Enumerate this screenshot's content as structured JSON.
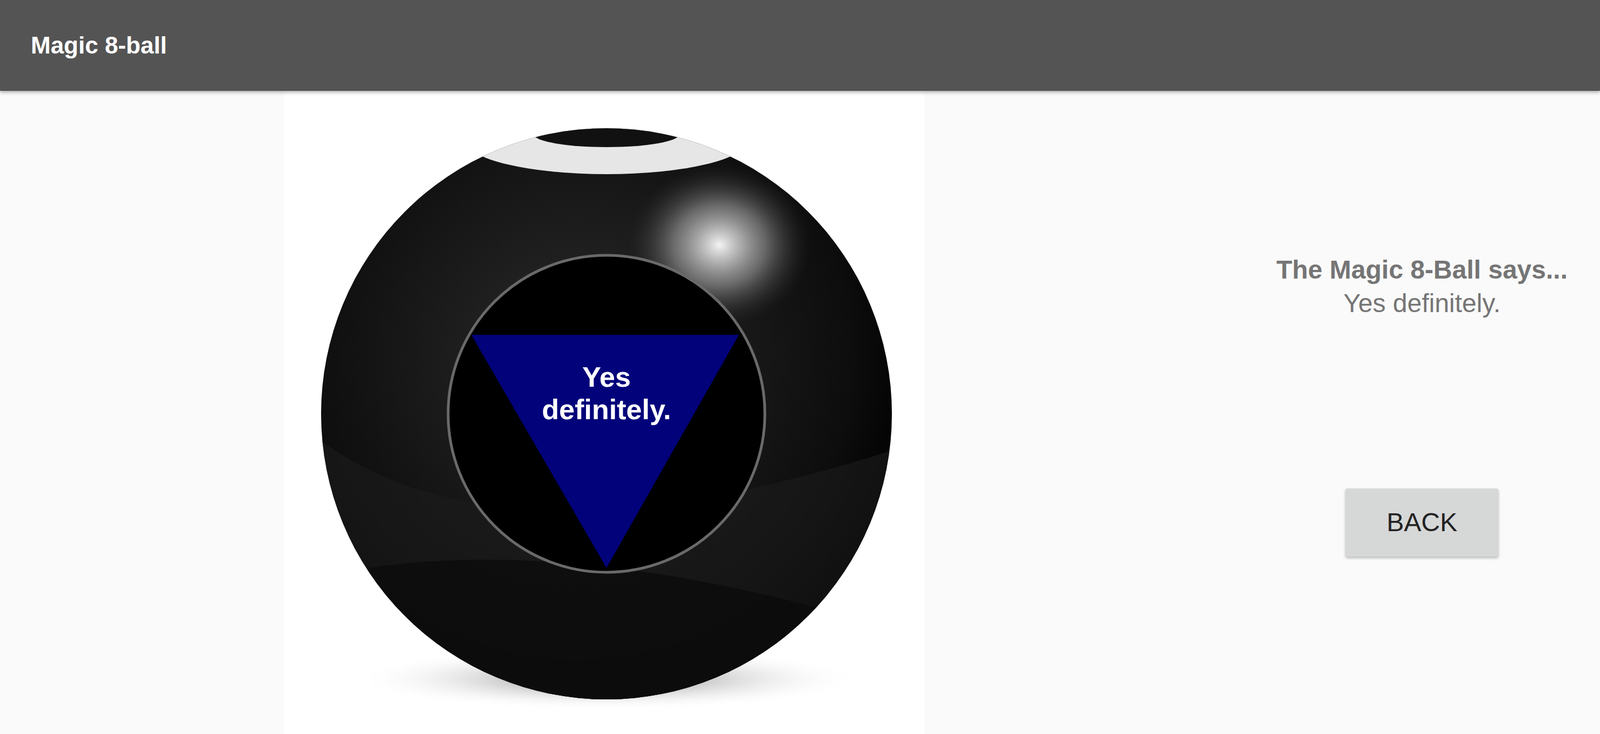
{
  "window": {
    "title": "Magic 8-ball"
  },
  "ball": {
    "text": "Yes definitely."
  },
  "result": {
    "heading": "The Magic 8-Ball says...",
    "answer": "Yes definitely."
  },
  "buttons": [
    "BACK"
  ]
}
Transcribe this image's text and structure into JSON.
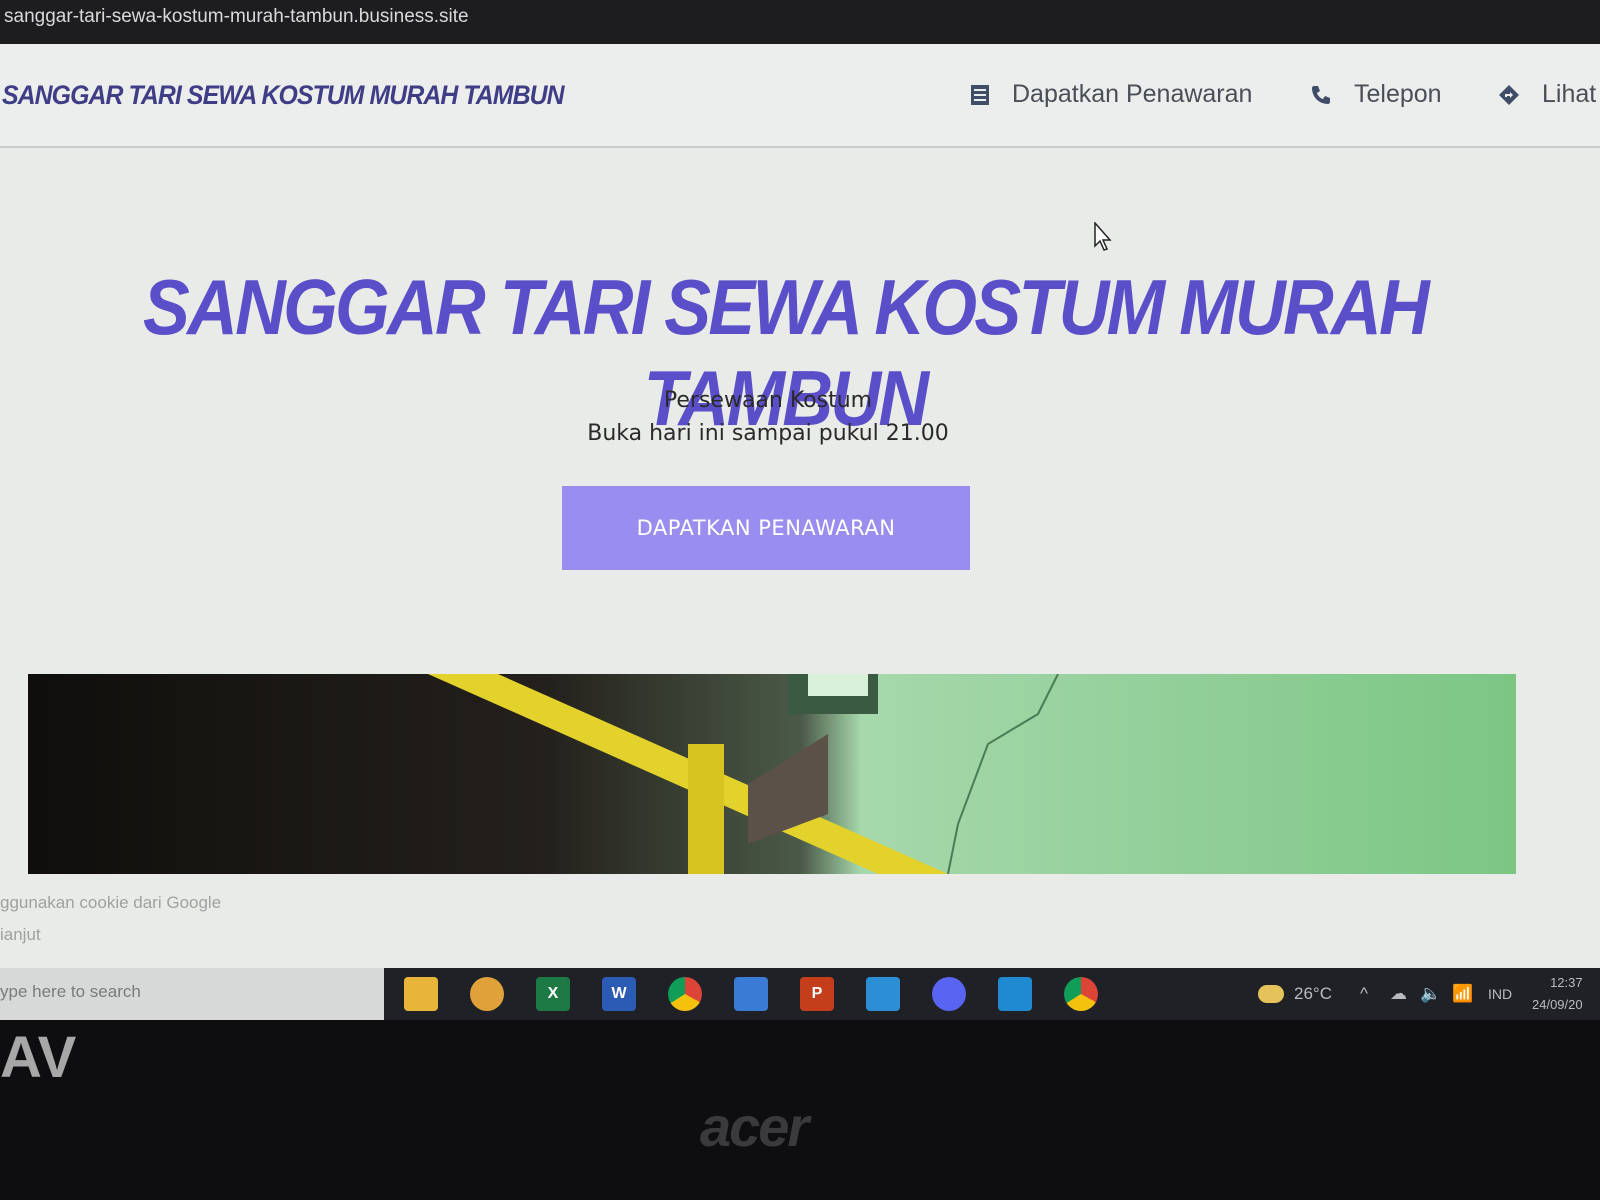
◆ ◆ ◆ ◆ ◆ ◆ ◆
» **TASK REQUIREMENTS**
Make an exact copy of the records shown above, without the pictures.

» **EXERCISE RESULT**
Enumerate this screenshot's content as structured JSON.
{
  "window": {
    "title": "Magic 8-ball"
  },
  "ball": {
    "text": "Yes definitely."
  },
  "result": {
    "heading": "The Magic 8-Ball says...",
    "answer": "Yes definitely."
  },
  "buttons": [
    "BACK"
  ]
}
Transcribe this image's text and structure into JSON.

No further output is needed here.